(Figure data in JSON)
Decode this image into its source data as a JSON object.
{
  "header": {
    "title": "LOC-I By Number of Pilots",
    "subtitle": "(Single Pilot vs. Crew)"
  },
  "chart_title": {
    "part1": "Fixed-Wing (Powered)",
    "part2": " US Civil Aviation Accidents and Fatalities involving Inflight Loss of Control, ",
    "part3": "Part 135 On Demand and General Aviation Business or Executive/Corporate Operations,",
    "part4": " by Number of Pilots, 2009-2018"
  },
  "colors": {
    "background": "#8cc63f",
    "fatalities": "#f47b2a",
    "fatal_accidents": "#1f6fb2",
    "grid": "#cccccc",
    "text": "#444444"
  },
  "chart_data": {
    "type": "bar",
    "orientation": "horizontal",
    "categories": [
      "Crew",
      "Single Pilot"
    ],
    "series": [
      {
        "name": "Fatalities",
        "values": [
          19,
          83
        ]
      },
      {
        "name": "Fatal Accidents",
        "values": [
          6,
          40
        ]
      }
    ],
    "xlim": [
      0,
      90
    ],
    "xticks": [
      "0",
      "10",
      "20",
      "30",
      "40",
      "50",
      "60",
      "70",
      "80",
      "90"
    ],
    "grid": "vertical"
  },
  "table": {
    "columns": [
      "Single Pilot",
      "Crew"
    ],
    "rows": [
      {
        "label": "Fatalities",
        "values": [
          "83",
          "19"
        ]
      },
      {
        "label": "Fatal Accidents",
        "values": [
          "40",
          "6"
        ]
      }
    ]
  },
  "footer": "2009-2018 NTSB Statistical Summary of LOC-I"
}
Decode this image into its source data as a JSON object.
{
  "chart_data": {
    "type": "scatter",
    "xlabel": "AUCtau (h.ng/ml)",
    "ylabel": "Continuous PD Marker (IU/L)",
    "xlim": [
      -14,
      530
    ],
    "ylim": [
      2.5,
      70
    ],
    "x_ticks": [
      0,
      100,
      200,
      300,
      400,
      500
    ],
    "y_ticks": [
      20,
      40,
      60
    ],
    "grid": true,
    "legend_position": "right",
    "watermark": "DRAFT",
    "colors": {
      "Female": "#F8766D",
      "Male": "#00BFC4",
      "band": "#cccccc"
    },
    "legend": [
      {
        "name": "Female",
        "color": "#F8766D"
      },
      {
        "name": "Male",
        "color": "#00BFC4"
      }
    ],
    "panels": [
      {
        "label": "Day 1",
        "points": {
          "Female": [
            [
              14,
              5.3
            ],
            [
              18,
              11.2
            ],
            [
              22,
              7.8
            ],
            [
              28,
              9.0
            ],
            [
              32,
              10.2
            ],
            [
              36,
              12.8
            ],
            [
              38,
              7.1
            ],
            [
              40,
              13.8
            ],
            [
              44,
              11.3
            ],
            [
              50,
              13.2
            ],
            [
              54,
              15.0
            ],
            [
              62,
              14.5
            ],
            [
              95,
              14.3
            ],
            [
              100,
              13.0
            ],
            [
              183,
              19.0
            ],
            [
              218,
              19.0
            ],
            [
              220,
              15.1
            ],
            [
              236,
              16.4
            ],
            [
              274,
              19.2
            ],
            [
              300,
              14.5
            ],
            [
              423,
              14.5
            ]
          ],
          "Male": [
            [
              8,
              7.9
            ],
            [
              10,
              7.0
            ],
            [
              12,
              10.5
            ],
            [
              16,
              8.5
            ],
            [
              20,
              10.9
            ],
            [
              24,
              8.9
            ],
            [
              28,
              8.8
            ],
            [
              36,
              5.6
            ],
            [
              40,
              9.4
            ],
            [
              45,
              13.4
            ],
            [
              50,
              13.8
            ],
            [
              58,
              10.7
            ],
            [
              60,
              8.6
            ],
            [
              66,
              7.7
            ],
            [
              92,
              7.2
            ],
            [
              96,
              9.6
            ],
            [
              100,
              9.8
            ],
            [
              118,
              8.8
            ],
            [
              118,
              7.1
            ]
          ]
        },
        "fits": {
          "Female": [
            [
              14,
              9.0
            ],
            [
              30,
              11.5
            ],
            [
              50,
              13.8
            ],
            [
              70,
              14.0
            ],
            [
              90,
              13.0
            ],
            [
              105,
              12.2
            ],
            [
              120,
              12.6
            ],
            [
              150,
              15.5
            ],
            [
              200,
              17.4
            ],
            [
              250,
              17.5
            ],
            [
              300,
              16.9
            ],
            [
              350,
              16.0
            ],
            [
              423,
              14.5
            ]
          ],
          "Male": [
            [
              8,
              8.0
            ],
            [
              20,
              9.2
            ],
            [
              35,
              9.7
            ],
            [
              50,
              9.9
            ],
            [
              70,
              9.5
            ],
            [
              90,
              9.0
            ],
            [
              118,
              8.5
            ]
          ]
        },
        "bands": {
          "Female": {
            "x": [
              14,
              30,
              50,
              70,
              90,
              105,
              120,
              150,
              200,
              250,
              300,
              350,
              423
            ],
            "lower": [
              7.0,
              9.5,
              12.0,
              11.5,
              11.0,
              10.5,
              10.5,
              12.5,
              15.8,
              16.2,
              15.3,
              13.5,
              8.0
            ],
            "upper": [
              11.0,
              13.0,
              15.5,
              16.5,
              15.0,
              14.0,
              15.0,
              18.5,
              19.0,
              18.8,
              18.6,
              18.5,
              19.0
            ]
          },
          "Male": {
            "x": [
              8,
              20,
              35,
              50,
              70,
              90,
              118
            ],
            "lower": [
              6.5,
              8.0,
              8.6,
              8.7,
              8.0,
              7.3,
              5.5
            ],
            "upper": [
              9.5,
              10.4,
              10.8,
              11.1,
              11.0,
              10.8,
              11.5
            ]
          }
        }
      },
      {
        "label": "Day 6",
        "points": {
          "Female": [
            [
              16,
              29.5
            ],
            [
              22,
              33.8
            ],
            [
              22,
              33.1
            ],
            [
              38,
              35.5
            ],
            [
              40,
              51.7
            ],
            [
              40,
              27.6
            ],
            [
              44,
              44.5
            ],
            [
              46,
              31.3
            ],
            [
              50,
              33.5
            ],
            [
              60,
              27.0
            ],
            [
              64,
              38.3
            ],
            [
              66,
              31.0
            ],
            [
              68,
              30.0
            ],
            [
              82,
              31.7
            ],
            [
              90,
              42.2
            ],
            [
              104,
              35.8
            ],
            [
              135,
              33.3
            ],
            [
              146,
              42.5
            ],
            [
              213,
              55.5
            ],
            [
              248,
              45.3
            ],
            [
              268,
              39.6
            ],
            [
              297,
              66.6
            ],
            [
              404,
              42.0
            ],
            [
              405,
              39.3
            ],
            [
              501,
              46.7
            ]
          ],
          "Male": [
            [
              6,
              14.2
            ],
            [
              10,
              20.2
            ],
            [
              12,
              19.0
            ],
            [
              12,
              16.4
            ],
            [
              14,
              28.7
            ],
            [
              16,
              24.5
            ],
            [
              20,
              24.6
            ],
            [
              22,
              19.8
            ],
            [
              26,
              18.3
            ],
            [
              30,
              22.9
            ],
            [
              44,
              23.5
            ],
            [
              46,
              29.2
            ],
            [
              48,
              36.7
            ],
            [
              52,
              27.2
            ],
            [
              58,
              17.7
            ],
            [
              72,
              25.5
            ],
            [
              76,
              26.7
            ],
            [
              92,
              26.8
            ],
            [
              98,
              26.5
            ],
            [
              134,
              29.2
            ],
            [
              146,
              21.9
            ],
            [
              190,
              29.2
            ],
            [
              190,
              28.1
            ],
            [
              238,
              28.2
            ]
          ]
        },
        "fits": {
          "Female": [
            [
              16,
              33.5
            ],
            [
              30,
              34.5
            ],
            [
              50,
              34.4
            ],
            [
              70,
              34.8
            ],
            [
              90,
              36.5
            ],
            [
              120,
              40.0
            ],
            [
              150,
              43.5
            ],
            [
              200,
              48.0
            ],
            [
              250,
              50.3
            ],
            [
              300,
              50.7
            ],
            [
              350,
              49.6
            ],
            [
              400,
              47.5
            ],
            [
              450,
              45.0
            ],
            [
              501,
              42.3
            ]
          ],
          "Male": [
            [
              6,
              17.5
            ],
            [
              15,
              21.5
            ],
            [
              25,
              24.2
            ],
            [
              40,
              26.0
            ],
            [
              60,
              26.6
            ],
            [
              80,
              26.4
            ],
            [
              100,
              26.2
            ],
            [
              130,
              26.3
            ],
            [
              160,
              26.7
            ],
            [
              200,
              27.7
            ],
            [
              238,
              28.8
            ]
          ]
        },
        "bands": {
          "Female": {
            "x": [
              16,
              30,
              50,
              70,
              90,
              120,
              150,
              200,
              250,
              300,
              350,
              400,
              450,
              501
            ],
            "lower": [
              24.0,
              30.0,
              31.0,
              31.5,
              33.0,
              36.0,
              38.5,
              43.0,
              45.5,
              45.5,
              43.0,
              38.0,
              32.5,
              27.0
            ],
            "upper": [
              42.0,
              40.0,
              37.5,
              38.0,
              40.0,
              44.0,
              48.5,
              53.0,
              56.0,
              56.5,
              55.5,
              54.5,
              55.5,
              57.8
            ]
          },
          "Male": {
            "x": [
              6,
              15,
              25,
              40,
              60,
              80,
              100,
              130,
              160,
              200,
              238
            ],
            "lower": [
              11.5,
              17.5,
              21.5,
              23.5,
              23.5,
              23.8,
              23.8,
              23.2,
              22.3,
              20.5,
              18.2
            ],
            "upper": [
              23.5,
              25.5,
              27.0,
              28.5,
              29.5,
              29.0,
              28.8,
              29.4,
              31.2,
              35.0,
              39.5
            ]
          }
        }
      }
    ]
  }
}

**What to work on**
List every line above that contains the word "Pilots".

**Complete response**
    "title": "LOC-I By Number of Pilots",
    "part4": " by Number of Pilots, 2009-2018"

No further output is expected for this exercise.